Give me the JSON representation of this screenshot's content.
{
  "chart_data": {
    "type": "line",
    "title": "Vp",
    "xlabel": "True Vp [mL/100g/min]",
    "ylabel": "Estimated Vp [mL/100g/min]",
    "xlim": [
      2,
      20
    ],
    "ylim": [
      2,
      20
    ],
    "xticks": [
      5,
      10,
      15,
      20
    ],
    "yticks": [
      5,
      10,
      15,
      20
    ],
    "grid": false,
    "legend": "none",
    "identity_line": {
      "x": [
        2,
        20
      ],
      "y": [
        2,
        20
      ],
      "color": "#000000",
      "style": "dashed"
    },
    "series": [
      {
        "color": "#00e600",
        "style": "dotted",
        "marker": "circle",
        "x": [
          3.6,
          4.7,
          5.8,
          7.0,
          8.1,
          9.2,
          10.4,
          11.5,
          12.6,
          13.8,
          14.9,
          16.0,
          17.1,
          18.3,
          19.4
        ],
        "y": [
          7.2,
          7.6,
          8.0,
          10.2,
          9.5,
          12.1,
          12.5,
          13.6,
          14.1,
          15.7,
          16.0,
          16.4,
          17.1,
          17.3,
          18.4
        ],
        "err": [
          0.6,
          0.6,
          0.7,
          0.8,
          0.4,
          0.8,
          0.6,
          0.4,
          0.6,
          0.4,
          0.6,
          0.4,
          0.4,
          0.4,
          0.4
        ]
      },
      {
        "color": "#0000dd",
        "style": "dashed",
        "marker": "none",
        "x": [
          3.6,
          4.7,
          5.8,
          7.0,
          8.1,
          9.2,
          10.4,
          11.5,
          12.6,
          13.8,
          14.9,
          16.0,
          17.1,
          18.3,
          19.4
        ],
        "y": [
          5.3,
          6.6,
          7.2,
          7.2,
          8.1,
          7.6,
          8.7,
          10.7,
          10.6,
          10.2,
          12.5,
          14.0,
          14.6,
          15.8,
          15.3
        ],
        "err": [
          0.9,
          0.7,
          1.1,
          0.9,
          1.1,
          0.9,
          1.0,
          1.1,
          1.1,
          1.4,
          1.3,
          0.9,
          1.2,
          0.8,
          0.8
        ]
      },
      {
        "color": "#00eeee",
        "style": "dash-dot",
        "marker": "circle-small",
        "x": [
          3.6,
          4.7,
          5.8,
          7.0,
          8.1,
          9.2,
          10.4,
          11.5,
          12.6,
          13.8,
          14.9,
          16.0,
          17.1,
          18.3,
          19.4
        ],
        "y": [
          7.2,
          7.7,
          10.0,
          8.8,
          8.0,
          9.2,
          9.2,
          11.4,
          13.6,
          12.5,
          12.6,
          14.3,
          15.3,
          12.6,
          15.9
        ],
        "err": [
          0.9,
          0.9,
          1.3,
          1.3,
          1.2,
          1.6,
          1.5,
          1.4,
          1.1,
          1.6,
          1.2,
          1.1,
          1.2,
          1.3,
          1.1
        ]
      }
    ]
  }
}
☆ ☆ ☆ ☆
§ To do: Give the data again, exactly as it stands.

§ Output of the exercise:
Give me the JSON representation of this screenshot's content.
{
  "chart_data": {
    "type": "line",
    "title": "Vp",
    "xlabel": "True Vp [mL/100g/min]",
    "ylabel": "Estimated Vp [mL/100g/min]",
    "xlim": [
      2,
      20
    ],
    "ylim": [
      2,
      20
    ],
    "xticks": [
      5,
      10,
      15,
      20
    ],
    "yticks": [
      5,
      10,
      15,
      20
    ],
    "grid": false,
    "legend": "none",
    "identity_line": {
      "x": [
        2,
        20
      ],
      "y": [
        2,
        20
      ],
      "color": "#000000",
      "style": "dashed"
    },
    "series": [
      {
        "color": "#00e600",
        "style": "dotted",
        "marker": "circle",
        "x": [
          3.6,
          4.7,
          5.8,
          7.0,
          8.1,
          9.2,
          10.4,
          11.5,
          12.6,
          13.8,
          14.9,
          16.0,
          17.1,
          18.3,
          19.4
        ],
        "y": [
          7.2,
          7.6,
          8.0,
          10.2,
          9.5,
          12.1,
          12.5,
          13.6,
          14.1,
          15.7,
          16.0,
          16.4,
          17.1,
          17.3,
          18.4
        ],
        "err": [
          0.6,
          0.6,
          0.7,
          0.8,
          0.4,
          0.8,
          0.6,
          0.4,
          0.6,
          0.4,
          0.6,
          0.4,
          0.4,
          0.4,
          0.4
        ]
      },
      {
        "color": "#0000dd",
        "style": "dashed",
        "marker": "none",
        "x": [
          3.6,
          4.7,
          5.8,
          7.0,
          8.1,
          9.2,
          10.4,
          11.5,
          12.6,
          13.8,
          14.9,
          16.0,
          17.1,
          18.3,
          19.4
        ],
        "y": [
          5.3,
          6.6,
          7.2,
          7.2,
          8.1,
          7.6,
          8.7,
          10.7,
          10.6,
          10.2,
          12.5,
          14.0,
          14.6,
          15.8,
          15.3
        ],
        "err": [
          0.9,
          0.7,
          1.1,
          0.9,
          1.1,
          0.9,
          1.0,
          1.1,
          1.1,
          1.4,
          1.3,
          0.9,
          1.2,
          0.8,
          0.8
        ]
      },
      {
        "color": "#00eeee",
        "style": "dash-dot",
        "marker": "circle-small",
        "x": [
          3.6,
          4.7,
          5.8,
          7.0,
          8.1,
          9.2,
          10.4,
          11.5,
          12.6,
          13.8,
          14.9,
          16.0,
          17.1,
          18.3,
          19.4
        ],
        "y": [
          7.2,
          7.7,
          10.0,
          8.8,
          8.0,
          9.2,
          9.2,
          11.4,
          13.6,
          12.5,
          12.6,
          14.3,
          15.3,
          12.6,
          15.9
        ],
        "err": [
          0.9,
          0.9,
          1.3,
          1.3,
          1.2,
          1.6,
          1.5,
          1.4,
          1.1,
          1.6,
          1.2,
          1.1,
          1.2,
          1.3,
          1.1
        ]
      }
    ]
  }
}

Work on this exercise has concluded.